— BEGIN Dataset extract —
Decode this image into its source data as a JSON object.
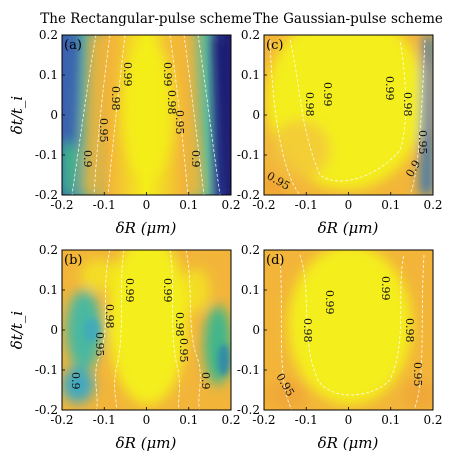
{
  "figure": {
    "column_titles": [
      "The Rectangular-pulse scheme",
      "The Gaussian-pulse scheme"
    ],
    "colors": {
      "high": "#f4ee1a",
      "mid": "#f2b53a",
      "low_green": "#3fb68a",
      "low_blue": "#2a3f9a",
      "dark": "#1e1a6e",
      "contour": "#ffffff"
    }
  },
  "chart_data": [
    {
      "type": "heatmap",
      "panel_label": "(a)",
      "xlabel": "δR (μm)",
      "ylabel": "δt/t_i",
      "xlim": [
        -0.2,
        0.2
      ],
      "ylim": [
        -0.2,
        0.2
      ],
      "xticks": [
        "-0.2",
        "-0.1",
        "0",
        "0.1",
        "0.2"
      ],
      "yticks": [
        "-0.2",
        "-0.1",
        "0",
        "0.1",
        "0.2"
      ],
      "contour_labels": [
        "0.99",
        "0.98",
        "0.95",
        "0.9",
        "0.99",
        "0.98",
        "0.95",
        "0.9"
      ]
    },
    {
      "type": "heatmap",
      "panel_label": "(c)",
      "xlabel": "δR (μm)",
      "ylabel": "",
      "xlim": [
        -0.2,
        0.2
      ],
      "ylim": [
        -0.2,
        0.2
      ],
      "xticks": [
        "-0.2",
        "-0.1",
        "0",
        "0.1",
        "0.2"
      ],
      "yticks": [
        "-0.2",
        "-0.1",
        "0",
        "0.1",
        "0.2"
      ],
      "contour_labels": [
        "0.98",
        "0.99",
        "0.99",
        "0.98",
        "0.95",
        "0.95",
        "0.9"
      ]
    },
    {
      "type": "heatmap",
      "panel_label": "(b)",
      "xlabel": "δR (μm)",
      "ylabel": "δt/t_i",
      "xlim": [
        -0.2,
        0.2
      ],
      "ylim": [
        -0.2,
        0.2
      ],
      "xticks": [
        "-0.2",
        "-0.1",
        "0",
        "0.1",
        "0.2"
      ],
      "yticks": [
        "-0.2",
        "-0.1",
        "0",
        "0.1",
        "0.2"
      ],
      "contour_labels": [
        "0.99",
        "0.98",
        "0.95",
        "0.9",
        "0.99",
        "0.98",
        "0.95",
        "0.9"
      ]
    },
    {
      "type": "heatmap",
      "panel_label": "(d)",
      "xlabel": "δR (μm)",
      "ylabel": "",
      "xlim": [
        -0.2,
        0.2
      ],
      "ylim": [
        -0.2,
        0.2
      ],
      "xticks": [
        "-0.2",
        "-0.1",
        "0",
        "0.1",
        "0.2"
      ],
      "yticks": [
        "-0.2",
        "-0.1",
        "0",
        "0.1",
        "0.2"
      ],
      "contour_labels": [
        "0.98",
        "0.99",
        "0.99",
        "0.98",
        "0.95",
        "0.95"
      ]
    }
  ]
}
— END Dataset extract —
Task requirements: Nothing in the entries above should change when they are printed again, except that the pictures are dropped.

Output of the exercise:
Decode this image into its source data as a JSON object.
{
  "figure": {
    "column_titles": [
      "The Rectangular-pulse scheme",
      "The Gaussian-pulse scheme"
    ],
    "colors": {
      "high": "#f4ee1a",
      "mid": "#f2b53a",
      "low_green": "#3fb68a",
      "low_blue": "#2a3f9a",
      "dark": "#1e1a6e",
      "contour": "#ffffff"
    }
  },
  "chart_data": [
    {
      "type": "heatmap",
      "panel_label": "(a)",
      "xlabel": "δR (μm)",
      "ylabel": "δt/t_i",
      "xlim": [
        -0.2,
        0.2
      ],
      "ylim": [
        -0.2,
        0.2
      ],
      "xticks": [
        "-0.2",
        "-0.1",
        "0",
        "0.1",
        "0.2"
      ],
      "yticks": [
        "-0.2",
        "-0.1",
        "0",
        "0.1",
        "0.2"
      ],
      "contour_labels": [
        "0.99",
        "0.98",
        "0.95",
        "0.9",
        "0.99",
        "0.98",
        "0.95",
        "0.9"
      ]
    },
    {
      "type": "heatmap",
      "panel_label": "(c)",
      "xlabel": "δR (μm)",
      "ylabel": "",
      "xlim": [
        -0.2,
        0.2
      ],
      "ylim": [
        -0.2,
        0.2
      ],
      "xticks": [
        "-0.2",
        "-0.1",
        "0",
        "0.1",
        "0.2"
      ],
      "yticks": [
        "-0.2",
        "-0.1",
        "0",
        "0.1",
        "0.2"
      ],
      "contour_labels": [
        "0.98",
        "0.99",
        "0.99",
        "0.98",
        "0.95",
        "0.95",
        "0.9"
      ]
    },
    {
      "type": "heatmap",
      "panel_label": "(b)",
      "xlabel": "δR (μm)",
      "ylabel": "δt/t_i",
      "xlim": [
        -0.2,
        0.2
      ],
      "ylim": [
        -0.2,
        0.2
      ],
      "xticks": [
        "-0.2",
        "-0.1",
        "0",
        "0.1",
        "0.2"
      ],
      "yticks": [
        "-0.2",
        "-0.1",
        "0",
        "0.1",
        "0.2"
      ],
      "contour_labels": [
        "0.99",
        "0.98",
        "0.95",
        "0.9",
        "0.99",
        "0.98",
        "0.95",
        "0.9"
      ]
    },
    {
      "type": "heatmap",
      "panel_label": "(d)",
      "xlabel": "δR (μm)",
      "ylabel": "",
      "xlim": [
        -0.2,
        0.2
      ],
      "ylim": [
        -0.2,
        0.2
      ],
      "xticks": [
        "-0.2",
        "-0.1",
        "0",
        "0.1",
        "0.2"
      ],
      "yticks": [
        "-0.2",
        "-0.1",
        "0",
        "0.1",
        "0.2"
      ],
      "contour_labels": [
        "0.98",
        "0.99",
        "0.99",
        "0.98",
        "0.95",
        "0.95"
      ]
    }
  ]
}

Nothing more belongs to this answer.